## [GIVEN EXERCISE]
Restate the data word for word and leave the images out.

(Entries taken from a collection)
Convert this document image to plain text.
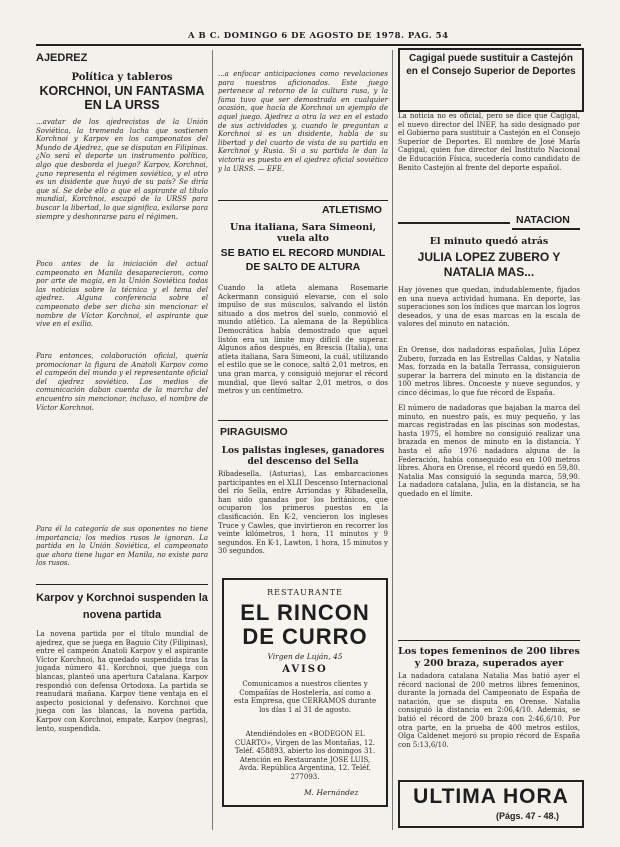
A B C. DOMINGO 6 DE AGOSTO DE 1978. PAG. 54
AJEDREZ
Política y tableros
KORCHNOI, UN FANTASMA EN LA URSS
...avatar de los ajedrecistas de la Unión Soviética, la tremenda lucha que sostienen Korchnoi y Karpov en los campeonatos del Mundo de Ajedrez, que se disputan en Filipinas. ¿No será el deporte un instrumento político, algo que desborda el juego? Karpov, Korchnoi, ¿uno representa el régimen soviético, y el otro es un disidente que huyó de su país? Se diría que sí. Se debe ello a que el aspirante al título mundial, Korchnoi, escapó de la URSS para buscar la libertad, lo que significa, exilarse para siempre y deshonrarse para el régimen.
Poco antes de la iniciación del actual campeonato en Manila desaparecieron, como por arte de magia, en la Unión Soviética todas las noticias sobre la técnica y el tema del ajedrez. Alguna conferencia sobre el campeonato debe ser dicha sin mencionar el nombre de Víctor Korchnoi, el aspirante que vive en el exilio.
Para entonces, colaboración oficial, quería promocionar la figura de Anatoli Karpov como el campeón del mundo y el representante oficial del ajedrez soviético. Los medios de comunicación daban cuenta de la marcha del encuentro sin mencionar, incluso, el nombre de Víctor Korchnoi.
Para él la categoría de sus oponentes no tiene importancia; los medios rusos le ignoran. La partida en la Unión Soviética, el campeonato que ahora tiene lugar en Manila, no existe para los rusos.
Karpov y Korchnoi suspenden la novena partida
La novena partida por el título mundial de ajedrez, que se juega en Baguio City (Filipinas), entre el campeón Anatoli Karpov y el aspirante Víctor Korchnoi, ha quedado suspendida tras la jugada número 41. Korchnoi, que juega con blancas, planteó una apertura Catalana. Karpov respondió con defensa Ortodoxa. La partida se reanudará mañana. Karpov tiene ventaja en el aspecto posicional y defensivo. Korchnoi que juega con las blancas, la novena partida, Karpov con Korchnoi, empate, Karpov (negras), lento, suspendida.
...a enfocar anticipaciones como revelaciones para nuestros aficionados. Este juego pertenece al retorno de la cultura rusa, y la fama tuvo que ser demostrada en cualquier ocasión, que hacía de Korchnoi un ejemplo de aquel juego. Ajedrez a otra la vez en el estado de sus actividades y, cuando le preguntan a Korchnoi si es un disidente, habla de su libertad y del cuarto de vista de su partida en Kerchnoi y Rusia. Si a su partida le dan la victoria es puesto en el ajedrez oficial soviético y la URSS. — EFE.
ATLETISMO
Una italiana, Sara Simeoni, vuela alto
SE BATIO EL RECORD MUNDIAL DE SALTO DE ALTURA
Cuando la atleta alemana Rosemarie Ackermann consiguió elevarse, con el solo impulso de sus músculos, salvando el listón situado a dos metros del suelo, conmovió el mundo atlético. La alemana de la República Democrática había demostrado que aquel listón era un límite muy difícil de superar. Algunos años después, en Brescia (Italia), una atleta italiana, Sara Simeoni, la cuál, utilizando el estilo que se le conoce, saltó 2,01 metros, en una gran marca, y consiguió mejorar el récord mundial, que llevó saltar 2,01 metros, o dos metros y un centímetro.
PIRAGUISMO
Los palistas ingleses, ganadores del descenso del Sella
Ribadesella. (Asturias), Las embarcaciones participantes en el XLII Descenso Internacional del río Sella, entre Arriondas y Ribadesella, han sido ganadas por los británicos, que ocuparon los primeros puestos en la clasificación. En K-2, vencieron los ingleses Truce y Cawles, que invirtieron en recorrer los veinte kilómetros, 1 hora, 11 minutos y 9 segundos. En K-1, Lawton, 1 hora, 15 minutos y 30 segundos.
RESTAURANTE
EL RINCON
DE CURRO
Virgen de Luján, 45
AVISO
Comunicamos a nuestros clientes y Compañías de Hostelería, así como a esta Empresa, que CERRAMOS durante los días 1 al 31 de agosto.
Atendiéndoles en «BODEGON EL CUARTO», Virgen de las Montañas, 12. Teléf. 458893, abierto los domingos 31. Atención en Restaurante JOSE LUIS, Avda. República Argentina, 12. Teléf. 277093.
M. Hernández
Cagigal puede sustituir a Castejón en el Consejo Superior de Deportes
La noticia no es oficial, pero se dice que Cagigal, el nuevo director del INEF, ha sido designado por el Gobierno para sustituir a Castejón en el Consejo Superior de Deportes. El nombre de José María Cagigal, quien fue director del Instituto Nacional de Educación Física, sucedería como candidato de Benito Castejón al frente del deporte español.
NATACION
El minuto quedó atrás
JULIA LOPEZ ZUBERO Y NATALIA MAS...
Hay jóvenes que quedan, indudablemente, fijados en una nueva actividad humana. En deporte, las superaciones son los índices que marcan los logros deseados, y una de esas marcas en la escala de valores del minuto en natación.
En Orense, dos nadadoras españolas, Julia López Zubero, forzada en las Estrellas Caldas, y Natalia Mas, forzada en la batalla Terrassa, consiguieron superar la barrera del minuto en la distancia de 100 metros libres. Oncoeste y nueve segundos, y cinco décimas, lo que fue récord de España.
El número de nadadoras que bajaban la marca del minuto, en nuestro país, es muy pequeño, y las marcas registradas en las piscinas son modestas, hasta 1975, el hombre no consiguió realizar una brazada en menos de minuto en la distancia. Y hasta el año 1976 nadadora alguna de la Federación, había conseguido eso en 100 metros libres. Ahora en Orense, el récord quedó en 59,80. Natalia Mas consiguió la segunda marca, 59,90. La nadadora catalana, Julia, en la distancia, se ha quedado en el límite.
Los topes femeninos de 200 libres y 200 braza, superados ayer
La nadadora catalana Natalia Mas batió ayer el récord nacional de 200 metros libres femeninos, durante la jornada del Campeonato de España de natación, que se disputa en Orense. Natalia consiguió la distancia en 2:06,4/10. Además, se batió el récord de 200 braza con 2:46,6/10. Por otra parte, en la prueba de 400 metros estilos, Olga Caldenet mejoró su propio récord de España con 5:13,6/10.
ULTIMA HORA
(Págs. 47 - 48.)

## [ANSWER TO THE EXERCISE]
Convert this document image to plain text.
A B C. DOMINGO 6 DE AGOSTO DE 1978. PAG. 54
AJEDREZ
Política y tableros
KORCHNOI, UN FANTASMA EN LA URSS
...avatar de los ajedrecistas de la Unión Soviética, la tremenda lucha que sostienen Korchnoi y Karpov en los campeonatos del Mundo de Ajedrez, que se disputan en Filipinas. ¿No será el deporte un instrumento político, algo que desborda el juego? Karpov, Korchnoi, ¿uno representa el régimen soviético, y el otro es un disidente que huyó de su país? Se diría que sí. Se debe ello a que el aspirante al título mundial, Korchnoi, escapó de la URSS para buscar la libertad, lo que significa, exilarse para siempre y deshonrarse para el régimen.
Poco antes de la iniciación del actual campeonato en Manila desaparecieron, como por arte de magia, en la Unión Soviética todas las noticias sobre la técnica y el tema del ajedrez. Alguna conferencia sobre el campeonato debe ser dicha sin mencionar el nombre de Víctor Korchnoi, el aspirante que vive en el exilio.
Para entonces, colaboración oficial, quería promocionar la figura de Anatoli Karpov como el campeón del mundo y el representante oficial del ajedrez soviético. Los medios de comunicación daban cuenta de la marcha del encuentro sin mencionar, incluso, el nombre de Víctor Korchnoi.
Para él la categoría de sus oponentes no tiene importancia; los medios rusos le ignoran. La partida en la Unión Soviética, el campeonato que ahora tiene lugar en Manila, no existe para los rusos.
Karpov y Korchnoi suspenden la novena partida
La novena partida por el título mundial de ajedrez, que se juega en Baguio City (Filipinas), entre el campeón Anatoli Karpov y el aspirante Víctor Korchnoi, ha quedado suspendida tras la jugada número 41. Korchnoi, que juega con blancas, planteó una apertura Catalana. Karpov respondió con defensa Ortodoxa. La partida se reanudará mañana. Karpov tiene ventaja en el aspecto posicional y defensivo. Korchnoi que juega con las blancas, la novena partida, Karpov con Korchnoi, empate, Karpov (negras), lento, suspendida.
...a enfocar anticipaciones como revelaciones para nuestros aficionados. Este juego pertenece al retorno de la cultura rusa, y la fama tuvo que ser demostrada en cualquier ocasión, que hacía de Korchnoi un ejemplo de aquel juego. Ajedrez a otra la vez en el estado de sus actividades y, cuando le preguntan a Korchnoi si es un disidente, habla de su libertad y del cuarto de vista de su partida en Kerchnoi y Rusia. Si a su partida le dan la victoria es puesto en el ajedrez oficial soviético y la URSS. — EFE.
ATLETISMO
Una italiana, Sara Simeoni, vuela alto
SE BATIO EL RECORD MUNDIAL DE SALTO DE ALTURA
Cuando la atleta alemana Rosemarie Ackermann consiguió elevarse, con el solo impulso de sus músculos, salvando el listón situado a dos metros del suelo, conmovió el mundo atlético. La alemana de la República Democrática había demostrado que aquel listón era un límite muy difícil de superar. Algunos años después, en Brescia (Italia), una atleta italiana, Sara Simeoni, la cuál, utilizando el estilo que se le conoce, saltó 2,01 metros, en una gran marca, y consiguió mejorar el récord mundial, que llevó saltar 2,01 metros, o dos metros y un centímetro.
PIRAGUISMO
Los palistas ingleses, ganadores del descenso del Sella
Ribadesella. (Asturias), Las embarcaciones participantes en el XLII Descenso Internacional del río Sella, entre Arriondas y Ribadesella, han sido ganadas por los británicos, que ocuparon los primeros puestos en la clasificación. En K-2, vencieron los ingleses Truce y Cawles, que invirtieron en recorrer los veinte kilómetros, 1 hora, 11 minutos y 9 segundos. En K-1, Lawton, 1 hora, 15 minutos y 30 segundos.
RESTAURANTE
EL RINCON
DE CURRO
Virgen de Luján, 45
AVISO
Comunicamos a nuestros clientes y Compañías de Hostelería, así como a esta Empresa, que CERRAMOS durante los días 1 al 31 de agosto.
Atendiéndoles en «BODEGON EL CUARTO», Virgen de las Montañas, 12. Teléf. 458893, abierto los domingos 31. Atención en Restaurante JOSE LUIS, Avda. República Argentina, 12. Teléf. 277093.
M. Hernández
Cagigal puede sustituir a Castejón en el Consejo Superior de Deportes
La noticia no es oficial, pero se dice que Cagigal, el nuevo director del INEF, ha sido designado por el Gobierno para sustituir a Castejón en el Consejo Superior de Deportes. El nombre de José María Cagigal, quien fue director del Instituto Nacional de Educación Física, sucedería como candidato de Benito Castejón al frente del deporte español.
NATACION
El minuto quedó atrás
JULIA LOPEZ ZUBERO Y NATALIA MAS...
Hay jóvenes que quedan, indudablemente, fijados en una nueva actividad humana. En deporte, las superaciones son los índices que marcan los logros deseados, y una de esas marcas en la escala de valores del minuto en natación.
En Orense, dos nadadoras españolas, Julia López Zubero, forzada en las Estrellas Caldas, y Natalia Mas, forzada en la batalla Terrassa, consiguieron superar la barrera del minuto en la distancia de 100 metros libres. Oncoeste y nueve segundos, y cinco décimas, lo que fue récord de España.
El número de nadadoras que bajaban la marca del minuto, en nuestro país, es muy pequeño, y las marcas registradas en las piscinas son modestas, hasta 1975, el hombre no consiguió realizar una brazada en menos de minuto en la distancia. Y hasta el año 1976 nadadora alguna de la Federación, había conseguido eso en 100 metros libres. Ahora en Orense, el récord quedó en 59,80. Natalia Mas consiguió la segunda marca, 59,90. La nadadora catalana, Julia, en la distancia, se ha quedado en el límite.
Los topes femeninos de 200 libres y 200 braza, superados ayer
La nadadora catalana Natalia Mas batió ayer el récord nacional de 200 metros libres femeninos, durante la jornada del Campeonato de España de natación, que se disputa en Orense. Natalia consiguió la distancia en 2:06,4/10. Además, se batió el récord de 200 braza con 2:46,6/10. Por otra parte, en la prueba de 400 metros estilos, Olga Caldenet mejoró su propio récord de España con 5:13,6/10.
ULTIMA HORA
(Págs. 47 - 48.)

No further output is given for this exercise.